- [WRITTEN REQUEST] Copy each line that contains the string "mora".

- [DATA FOR THE TASK]
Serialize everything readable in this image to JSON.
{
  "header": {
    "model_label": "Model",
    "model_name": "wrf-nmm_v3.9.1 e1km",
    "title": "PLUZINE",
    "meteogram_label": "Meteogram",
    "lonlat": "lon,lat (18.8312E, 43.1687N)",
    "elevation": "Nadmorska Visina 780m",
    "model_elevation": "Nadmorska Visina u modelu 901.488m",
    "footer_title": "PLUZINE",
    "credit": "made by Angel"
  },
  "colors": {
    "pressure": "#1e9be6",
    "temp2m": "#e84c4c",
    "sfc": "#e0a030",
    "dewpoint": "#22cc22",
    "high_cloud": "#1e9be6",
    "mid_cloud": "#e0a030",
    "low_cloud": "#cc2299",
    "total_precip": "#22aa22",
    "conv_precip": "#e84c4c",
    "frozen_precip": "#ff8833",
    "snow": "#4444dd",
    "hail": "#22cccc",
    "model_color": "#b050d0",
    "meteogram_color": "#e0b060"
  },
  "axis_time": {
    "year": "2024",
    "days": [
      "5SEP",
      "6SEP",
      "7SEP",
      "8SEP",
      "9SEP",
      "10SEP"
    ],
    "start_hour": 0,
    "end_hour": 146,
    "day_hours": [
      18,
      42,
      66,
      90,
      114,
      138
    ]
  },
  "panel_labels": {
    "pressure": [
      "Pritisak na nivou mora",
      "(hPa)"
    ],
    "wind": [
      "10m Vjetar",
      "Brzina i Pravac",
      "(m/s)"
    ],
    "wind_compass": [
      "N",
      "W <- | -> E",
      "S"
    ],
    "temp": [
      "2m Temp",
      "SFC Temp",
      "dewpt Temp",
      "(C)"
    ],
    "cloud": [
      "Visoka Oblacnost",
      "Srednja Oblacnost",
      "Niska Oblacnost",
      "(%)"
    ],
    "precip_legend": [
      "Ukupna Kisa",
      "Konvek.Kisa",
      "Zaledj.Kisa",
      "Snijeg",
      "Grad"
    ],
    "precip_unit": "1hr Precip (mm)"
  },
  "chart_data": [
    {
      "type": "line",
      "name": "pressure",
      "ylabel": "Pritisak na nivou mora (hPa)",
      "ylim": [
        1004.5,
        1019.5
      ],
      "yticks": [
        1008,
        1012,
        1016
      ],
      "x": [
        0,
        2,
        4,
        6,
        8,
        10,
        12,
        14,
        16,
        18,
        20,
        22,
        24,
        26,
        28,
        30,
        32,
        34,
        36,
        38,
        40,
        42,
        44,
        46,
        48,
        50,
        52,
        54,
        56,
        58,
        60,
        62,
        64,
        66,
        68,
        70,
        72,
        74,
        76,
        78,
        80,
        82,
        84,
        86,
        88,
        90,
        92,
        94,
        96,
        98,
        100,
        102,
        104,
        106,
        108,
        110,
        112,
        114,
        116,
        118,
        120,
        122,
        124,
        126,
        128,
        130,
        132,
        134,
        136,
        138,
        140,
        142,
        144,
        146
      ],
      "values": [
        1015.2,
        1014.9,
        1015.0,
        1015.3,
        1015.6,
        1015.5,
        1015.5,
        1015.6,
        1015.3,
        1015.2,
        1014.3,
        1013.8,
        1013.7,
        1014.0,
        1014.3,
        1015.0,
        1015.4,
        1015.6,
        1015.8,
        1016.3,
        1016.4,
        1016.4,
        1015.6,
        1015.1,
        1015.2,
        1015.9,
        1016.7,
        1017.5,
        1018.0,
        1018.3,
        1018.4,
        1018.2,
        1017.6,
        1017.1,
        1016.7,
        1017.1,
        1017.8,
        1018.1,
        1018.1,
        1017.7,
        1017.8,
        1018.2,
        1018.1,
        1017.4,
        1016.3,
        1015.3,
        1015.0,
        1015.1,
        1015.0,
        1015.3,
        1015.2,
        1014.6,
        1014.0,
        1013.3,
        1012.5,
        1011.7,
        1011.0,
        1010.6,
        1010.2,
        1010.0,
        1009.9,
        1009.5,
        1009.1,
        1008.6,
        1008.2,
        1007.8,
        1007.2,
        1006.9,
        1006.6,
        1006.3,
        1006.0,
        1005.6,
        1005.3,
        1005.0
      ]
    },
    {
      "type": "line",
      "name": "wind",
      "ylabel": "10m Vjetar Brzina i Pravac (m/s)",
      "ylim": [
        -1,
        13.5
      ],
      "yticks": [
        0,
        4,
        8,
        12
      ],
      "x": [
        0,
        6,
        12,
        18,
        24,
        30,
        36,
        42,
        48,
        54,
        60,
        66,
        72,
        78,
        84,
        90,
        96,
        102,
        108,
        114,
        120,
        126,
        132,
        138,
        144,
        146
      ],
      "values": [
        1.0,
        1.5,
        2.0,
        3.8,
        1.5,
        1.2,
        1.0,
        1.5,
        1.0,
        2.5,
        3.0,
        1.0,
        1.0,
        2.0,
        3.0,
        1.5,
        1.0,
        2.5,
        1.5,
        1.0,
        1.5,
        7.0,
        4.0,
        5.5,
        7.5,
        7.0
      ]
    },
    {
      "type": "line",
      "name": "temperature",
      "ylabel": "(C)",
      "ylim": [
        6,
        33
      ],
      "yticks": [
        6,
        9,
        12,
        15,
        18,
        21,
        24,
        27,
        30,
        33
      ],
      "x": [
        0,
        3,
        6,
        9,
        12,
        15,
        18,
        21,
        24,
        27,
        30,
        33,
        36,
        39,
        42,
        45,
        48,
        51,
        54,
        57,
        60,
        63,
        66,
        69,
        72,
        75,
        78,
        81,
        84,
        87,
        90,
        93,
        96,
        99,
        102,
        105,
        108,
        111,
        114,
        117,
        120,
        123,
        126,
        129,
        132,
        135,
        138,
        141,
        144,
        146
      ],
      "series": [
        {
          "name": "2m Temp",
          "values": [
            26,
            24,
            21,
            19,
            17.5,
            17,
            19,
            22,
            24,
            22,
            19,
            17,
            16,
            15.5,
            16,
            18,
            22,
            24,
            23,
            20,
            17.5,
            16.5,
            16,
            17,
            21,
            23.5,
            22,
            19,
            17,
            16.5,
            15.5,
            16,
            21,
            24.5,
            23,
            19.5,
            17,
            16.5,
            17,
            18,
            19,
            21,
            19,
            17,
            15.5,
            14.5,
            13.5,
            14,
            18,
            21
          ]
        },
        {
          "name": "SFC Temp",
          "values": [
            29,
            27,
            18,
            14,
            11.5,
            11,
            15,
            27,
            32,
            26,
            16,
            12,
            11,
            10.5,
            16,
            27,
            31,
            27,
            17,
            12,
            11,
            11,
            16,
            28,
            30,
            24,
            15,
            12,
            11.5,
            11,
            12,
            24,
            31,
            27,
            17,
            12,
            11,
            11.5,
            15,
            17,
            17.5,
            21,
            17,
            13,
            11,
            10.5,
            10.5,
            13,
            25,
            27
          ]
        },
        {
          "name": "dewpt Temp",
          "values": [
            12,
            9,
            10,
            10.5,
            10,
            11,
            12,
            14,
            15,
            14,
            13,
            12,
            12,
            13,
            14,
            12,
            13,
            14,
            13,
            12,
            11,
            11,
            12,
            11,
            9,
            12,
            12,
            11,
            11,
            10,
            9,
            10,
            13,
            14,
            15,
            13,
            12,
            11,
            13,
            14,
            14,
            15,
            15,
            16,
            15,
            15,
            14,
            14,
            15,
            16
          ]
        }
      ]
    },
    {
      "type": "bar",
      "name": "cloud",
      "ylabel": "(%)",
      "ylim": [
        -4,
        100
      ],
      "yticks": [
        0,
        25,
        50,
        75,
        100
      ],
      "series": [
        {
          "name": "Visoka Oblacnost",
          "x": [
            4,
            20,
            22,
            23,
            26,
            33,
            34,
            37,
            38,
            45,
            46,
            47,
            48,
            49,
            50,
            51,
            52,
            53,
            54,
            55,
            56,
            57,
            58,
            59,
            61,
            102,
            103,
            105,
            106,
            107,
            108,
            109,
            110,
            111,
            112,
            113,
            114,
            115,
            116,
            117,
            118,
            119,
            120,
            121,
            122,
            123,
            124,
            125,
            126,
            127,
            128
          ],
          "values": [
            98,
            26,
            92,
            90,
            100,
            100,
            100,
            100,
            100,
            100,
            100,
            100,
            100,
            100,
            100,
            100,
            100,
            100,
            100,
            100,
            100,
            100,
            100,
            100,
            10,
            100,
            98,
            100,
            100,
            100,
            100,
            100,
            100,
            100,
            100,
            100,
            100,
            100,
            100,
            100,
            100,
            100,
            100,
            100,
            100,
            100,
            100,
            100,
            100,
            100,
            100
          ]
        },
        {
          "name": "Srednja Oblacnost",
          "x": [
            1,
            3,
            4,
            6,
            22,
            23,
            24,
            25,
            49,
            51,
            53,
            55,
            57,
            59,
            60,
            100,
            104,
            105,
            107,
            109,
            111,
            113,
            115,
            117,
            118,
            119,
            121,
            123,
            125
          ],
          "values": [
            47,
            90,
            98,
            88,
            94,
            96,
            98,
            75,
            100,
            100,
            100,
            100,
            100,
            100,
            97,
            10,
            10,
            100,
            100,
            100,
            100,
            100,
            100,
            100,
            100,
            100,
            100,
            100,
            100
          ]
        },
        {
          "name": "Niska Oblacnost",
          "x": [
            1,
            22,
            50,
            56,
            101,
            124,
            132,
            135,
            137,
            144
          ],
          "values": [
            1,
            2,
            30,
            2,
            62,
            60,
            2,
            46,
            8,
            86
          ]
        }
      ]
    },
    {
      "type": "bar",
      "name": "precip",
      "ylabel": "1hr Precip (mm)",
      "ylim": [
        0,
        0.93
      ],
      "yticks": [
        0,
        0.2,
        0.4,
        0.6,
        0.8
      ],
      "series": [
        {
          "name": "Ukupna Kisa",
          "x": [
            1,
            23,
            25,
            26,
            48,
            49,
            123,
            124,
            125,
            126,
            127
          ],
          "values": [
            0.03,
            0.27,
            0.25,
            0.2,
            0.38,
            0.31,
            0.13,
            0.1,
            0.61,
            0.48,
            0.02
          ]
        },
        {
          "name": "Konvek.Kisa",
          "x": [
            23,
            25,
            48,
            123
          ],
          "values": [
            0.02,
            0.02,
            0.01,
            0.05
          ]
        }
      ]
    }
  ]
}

- [PROBLEM SOLUTION]
      "Pritisak na nivou mora",
      "ylabel": "Pritisak na nivou mora (hPa)",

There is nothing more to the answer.